PROBLEM REQUIREMENTS: Repeat what the lines below say, word for word, and skip every image.

* Begin INPUT *

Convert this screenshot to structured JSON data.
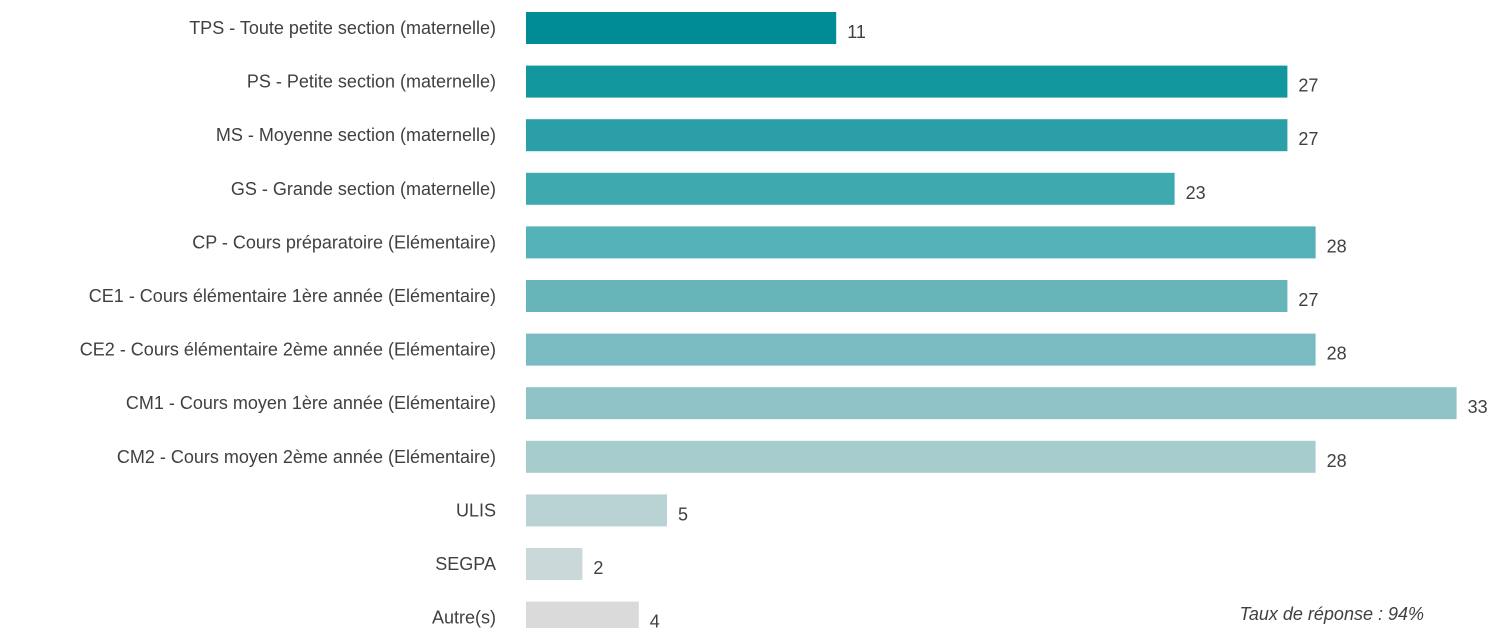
{
  "chart_data": {
    "type": "bar",
    "orientation": "horizontal",
    "categories": [
      "TPS - Toute petite section (maternelle)",
      "PS - Petite section (maternelle)",
      "MS - Moyenne section (maternelle)",
      "GS - Grande section (maternelle)",
      "CP - Cours préparatoire (Elémentaire)",
      "CE1 - Cours élémentaire 1ère année (Elémentaire)",
      "CE2 - Cours élémentaire 2ème année (Elémentaire)",
      "CM1 - Cours moyen 1ère année (Elémentaire)",
      "CM2 - Cours moyen 2ème année (Elémentaire)",
      "ULIS",
      "SEGPA",
      "Autre(s)"
    ],
    "values": [
      11,
      27,
      27,
      23,
      28,
      27,
      28,
      33,
      28,
      5,
      2,
      4
    ],
    "colors": [
      "#008c96",
      "#13979f",
      "#2a9fa8",
      "#3fa9b0",
      "#55b1b8",
      "#68b5b9",
      "#7abbc2",
      "#90c3c7",
      "#a6cccd",
      "#b9d3d4",
      "#cbd8d9",
      "#dadada"
    ],
    "xlim": [
      0,
      33
    ],
    "grid": false,
    "legend": "none",
    "annotation": "Taux de réponse : 94%"
  }
}
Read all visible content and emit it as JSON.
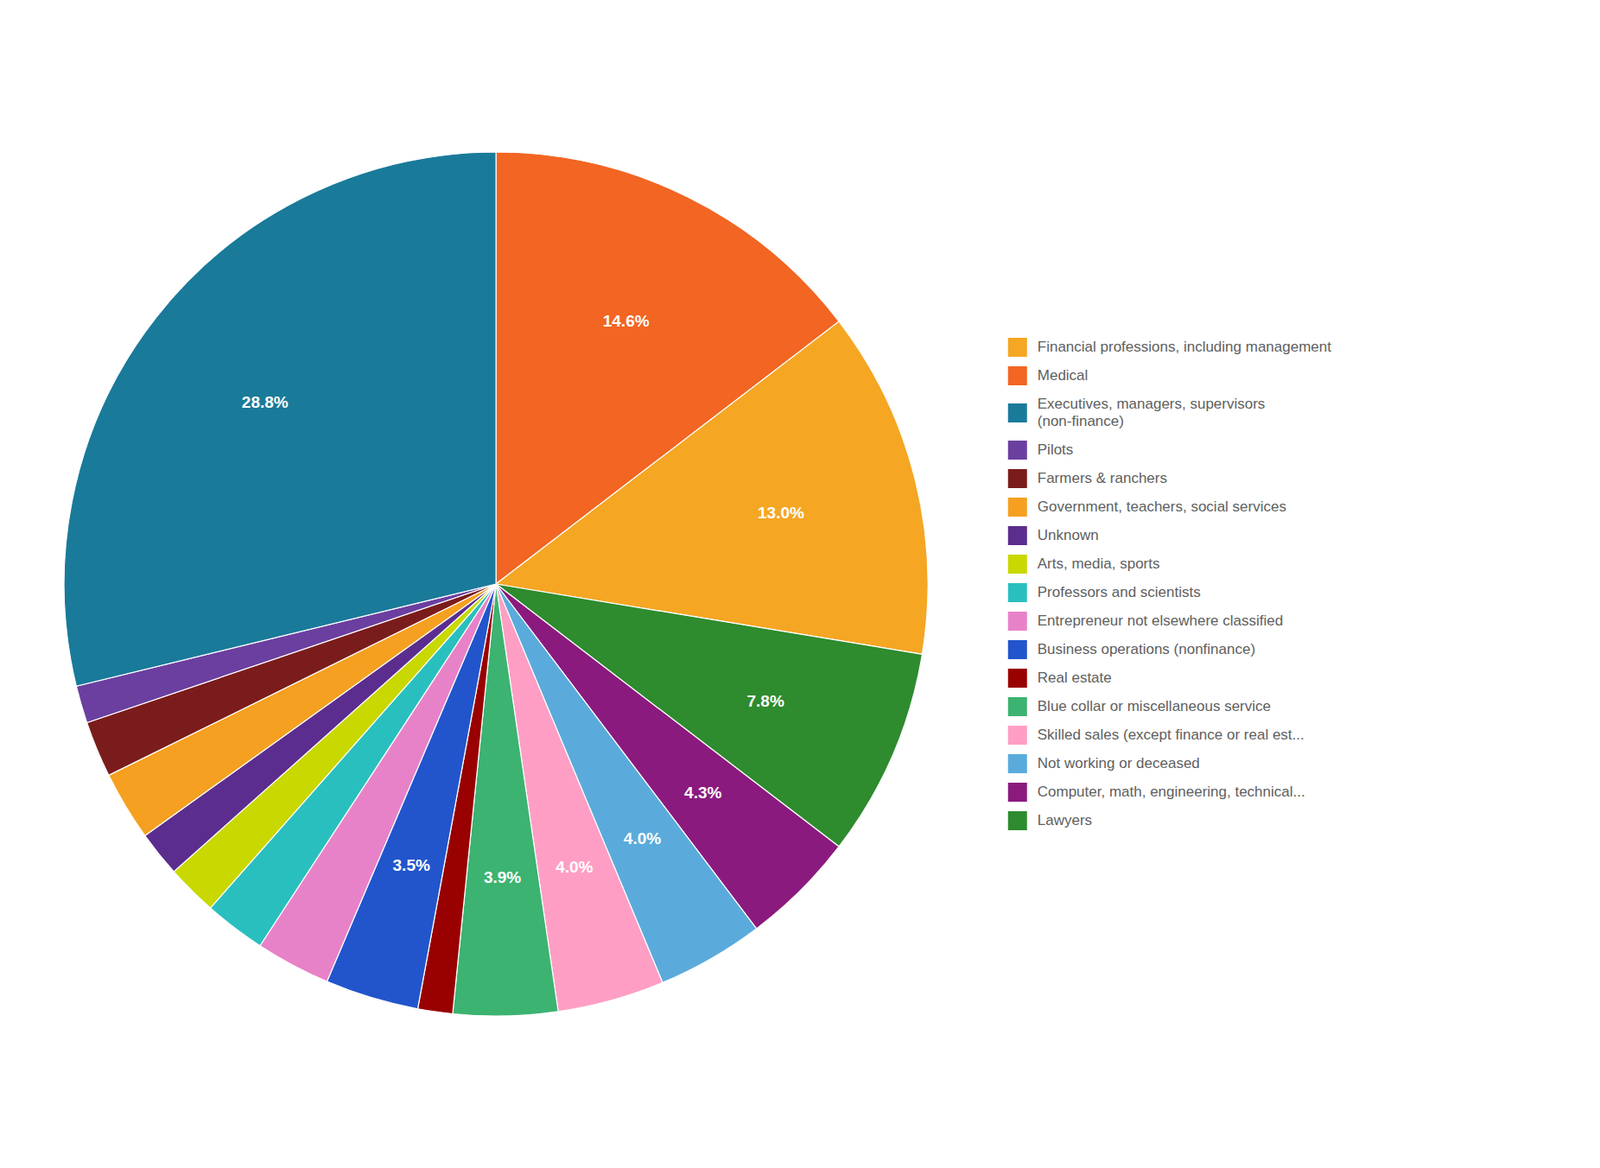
{
  "chart_data": {
    "type": "pie",
    "categories": [
      "Medical",
      "Financial professions, including management",
      "Lawyers",
      "Computer, math, engineering, technical...",
      "Not working or deceased",
      "Skilled sales (except finance or real est...",
      "Blue collar or miscellaneous service",
      "Real estate",
      "Business operations (nonfinance)",
      "Entrepreneur not elsewhere classified",
      "Professors and scientists",
      "Arts, media, sports",
      "Unknown",
      "Government, teachers, social services",
      "Farmers & ranchers",
      "Pilots",
      "Executives, managers, supervisors\n(non-finance)"
    ],
    "values": [
      14.6,
      13.0,
      7.8,
      4.3,
      4.0,
      4.0,
      3.9,
      1.3,
      3.5,
      2.8,
      2.3,
      1.9,
      1.7,
      2.6,
      2.1,
      1.4,
      28.8
    ],
    "value_labels": [
      "14.6%",
      "13.0%",
      "7.8%",
      "4.3%",
      "4.0%",
      "4.0%",
      "3.9%",
      null,
      "3.5%",
      null,
      null,
      null,
      null,
      null,
      null,
      null,
      "28.8%"
    ],
    "data_labels": true,
    "colors": [
      "#F26522",
      "#F5A623",
      "#2E8B2E",
      "#8B1A7E",
      "#5AABDC",
      "#FF9EC4",
      "#3CB371",
      "#990000",
      "#2255CC",
      "#E882C8",
      "#2ABFBF",
      "#C8D800",
      "#5B2D8E",
      "#F5A020",
      "#7B1C1C",
      "#6B3FA0",
      "#1A7A9A"
    ],
    "legend": "right",
    "legend_order": [
      1,
      0,
      16,
      15,
      14,
      13,
      12,
      11,
      10,
      9,
      8,
      7,
      6,
      5,
      4,
      3,
      2
    ]
  }
}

* End INPUT *

THE RESULT:
Convert this screenshot to structured JSON data.
{
  "chart_data": {
    "type": "bar",
    "orientation": "horizontal",
    "categories": [
      "TPS - Toute petite section (maternelle)",
      "PS - Petite section (maternelle)",
      "MS - Moyenne section (maternelle)",
      "GS - Grande section (maternelle)",
      "CP - Cours préparatoire (Elémentaire)",
      "CE1 - Cours élémentaire 1ère année (Elémentaire)",
      "CE2 - Cours élémentaire 2ème année (Elémentaire)",
      "CM1 - Cours moyen 1ère année (Elémentaire)",
      "CM2 - Cours moyen 2ème année (Elémentaire)",
      "ULIS",
      "SEGPA",
      "Autre(s)"
    ],
    "values": [
      11,
      27,
      27,
      23,
      28,
      27,
      28,
      33,
      28,
      5,
      2,
      4
    ],
    "colors": [
      "#008c96",
      "#13979f",
      "#2a9fa8",
      "#3fa9b0",
      "#55b1b8",
      "#68b5b9",
      "#7abbc2",
      "#90c3c7",
      "#a6cccd",
      "#b9d3d4",
      "#cbd8d9",
      "#dadada"
    ],
    "xlim": [
      0,
      33
    ],
    "grid": false,
    "legend": "none",
    "annotation": "Taux de réponse : 94%"
  }
}
Read all visible content and emit it as JSON.
{
  "chart_data": {
    "type": "pie",
    "categories": [
      "Medical",
      "Financial professions, including management",
      "Lawyers",
      "Computer, math, engineering, technical...",
      "Not working or deceased",
      "Skilled sales (except finance or real est...",
      "Blue collar or miscellaneous service",
      "Real estate",
      "Business operations (nonfinance)",
      "Entrepreneur not elsewhere classified",
      "Professors and scientists",
      "Arts, media, sports",
      "Unknown",
      "Government, teachers, social services",
      "Farmers & ranchers",
      "Pilots",
      "Executives, managers, supervisors\n(non-finance)"
    ],
    "values": [
      14.6,
      13.0,
      7.8,
      4.3,
      4.0,
      4.0,
      3.9,
      1.3,
      3.5,
      2.8,
      2.3,
      1.9,
      1.7,
      2.6,
      2.1,
      1.4,
      28.8
    ],
    "value_labels": [
      "14.6%",
      "13.0%",
      "7.8%",
      "4.3%",
      "4.0%",
      "4.0%",
      "3.9%",
      null,
      "3.5%",
      null,
      null,
      null,
      null,
      null,
      null,
      null,
      "28.8%"
    ],
    "data_labels": true,
    "colors": [
      "#F26522",
      "#F5A623",
      "#2E8B2E",
      "#8B1A7E",
      "#5AABDC",
      "#FF9EC4",
      "#3CB371",
      "#990000",
      "#2255CC",
      "#E882C8",
      "#2ABFBF",
      "#C8D800",
      "#5B2D8E",
      "#F5A020",
      "#7B1C1C",
      "#6B3FA0",
      "#1A7A9A"
    ],
    "legend": "right",
    "legend_order": [
      1,
      0,
      16,
      15,
      14,
      13,
      12,
      11,
      10,
      9,
      8,
      7,
      6,
      5,
      4,
      3,
      2
    ]
  }
}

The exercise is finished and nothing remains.